━━ Provided records

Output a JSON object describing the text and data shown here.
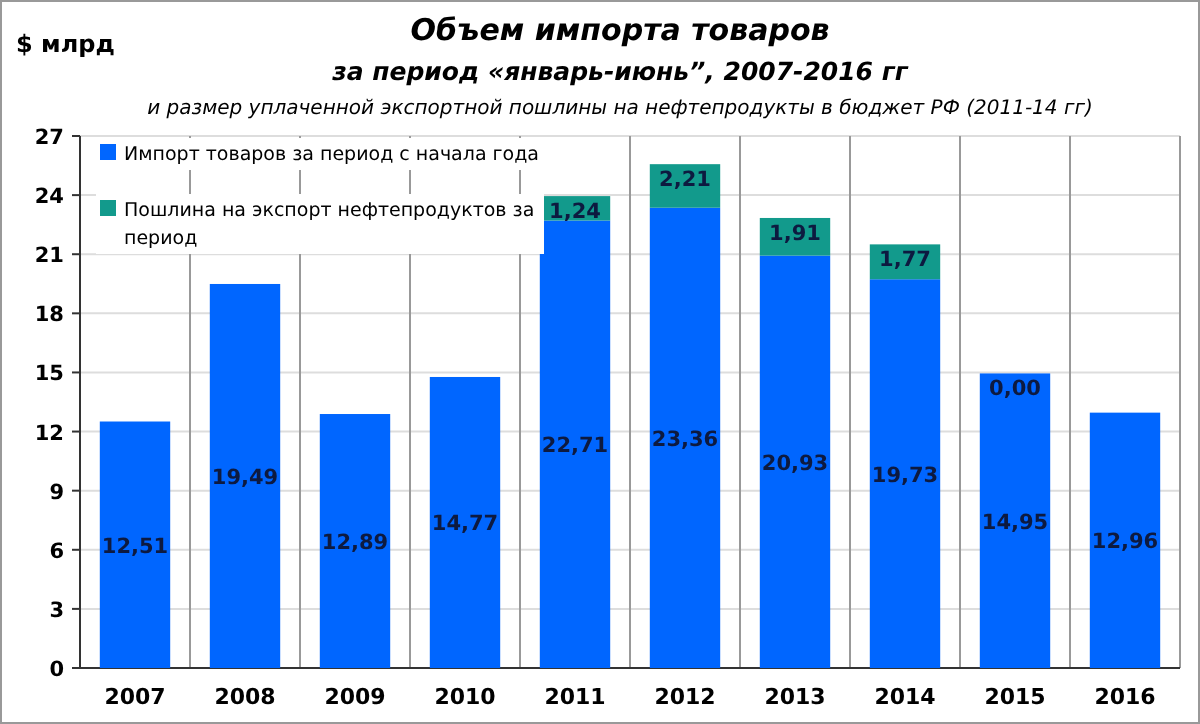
{
  "chart_data": {
    "type": "bar",
    "stacked": true,
    "title": "Объем импорта товаров\nза период «январь-июнь”, 2007-2016 гг",
    "subtitle": "и размер уплаченной экспортной пошлины на нефтепродукты  в бюджет РФ (2011-14 гг)",
    "ylabel": "$ млрд",
    "categories": [
      "2007",
      "2008",
      "2009",
      "2010",
      "2011",
      "2012",
      "2013",
      "2014",
      "2015",
      "2016"
    ],
    "series": [
      {
        "name": "Импорт товаров за период с начала года",
        "color": "#0066ff",
        "values": [
          12.51,
          19.49,
          12.89,
          14.77,
          22.71,
          23.36,
          20.93,
          19.73,
          14.95,
          12.96
        ],
        "value_labels": [
          "12,51",
          "19,49",
          "12,89",
          "14,77",
          "22,71",
          "23,36",
          "20,93",
          "19,73",
          "14,95",
          "12,96"
        ]
      },
      {
        "name": "Пошлина на экспорт нефтепродуктов за период",
        "color": "#129a8c",
        "values": [
          null,
          null,
          null,
          null,
          1.24,
          2.21,
          1.91,
          1.77,
          0.0,
          null
        ],
        "value_labels": [
          null,
          null,
          null,
          null,
          "1,24",
          "2,21",
          "1,91",
          "1,77",
          "0,00",
          null
        ]
      }
    ],
    "ylim": [
      0,
      27
    ],
    "yticks": [
      0,
      3,
      6,
      9,
      12,
      15,
      18,
      21,
      24,
      27
    ],
    "grid": true,
    "legend": "top left"
  }
}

━━━━

Stated goal> Restate the records above in full, word for word. Keep pictures out.

Answer in full>
Output a JSON object describing the text and data shown here.
{
  "chart_data": {
    "type": "bar",
    "stacked": true,
    "title": "Объем импорта товаров\nза период «январь-июнь”, 2007-2016 гг",
    "subtitle": "и размер уплаченной экспортной пошлины на нефтепродукты  в бюджет РФ (2011-14 гг)",
    "ylabel": "$ млрд",
    "categories": [
      "2007",
      "2008",
      "2009",
      "2010",
      "2011",
      "2012",
      "2013",
      "2014",
      "2015",
      "2016"
    ],
    "series": [
      {
        "name": "Импорт товаров за период с начала года",
        "color": "#0066ff",
        "values": [
          12.51,
          19.49,
          12.89,
          14.77,
          22.71,
          23.36,
          20.93,
          19.73,
          14.95,
          12.96
        ],
        "value_labels": [
          "12,51",
          "19,49",
          "12,89",
          "14,77",
          "22,71",
          "23,36",
          "20,93",
          "19,73",
          "14,95",
          "12,96"
        ]
      },
      {
        "name": "Пошлина на экспорт нефтепродуктов за период",
        "color": "#129a8c",
        "values": [
          null,
          null,
          null,
          null,
          1.24,
          2.21,
          1.91,
          1.77,
          0.0,
          null
        ],
        "value_labels": [
          null,
          null,
          null,
          null,
          "1,24",
          "2,21",
          "1,91",
          "1,77",
          "0,00",
          null
        ]
      }
    ],
    "ylim": [
      0,
      27
    ],
    "yticks": [
      0,
      3,
      6,
      9,
      12,
      15,
      18,
      21,
      24,
      27
    ],
    "grid": true,
    "legend": "top left"
  }
}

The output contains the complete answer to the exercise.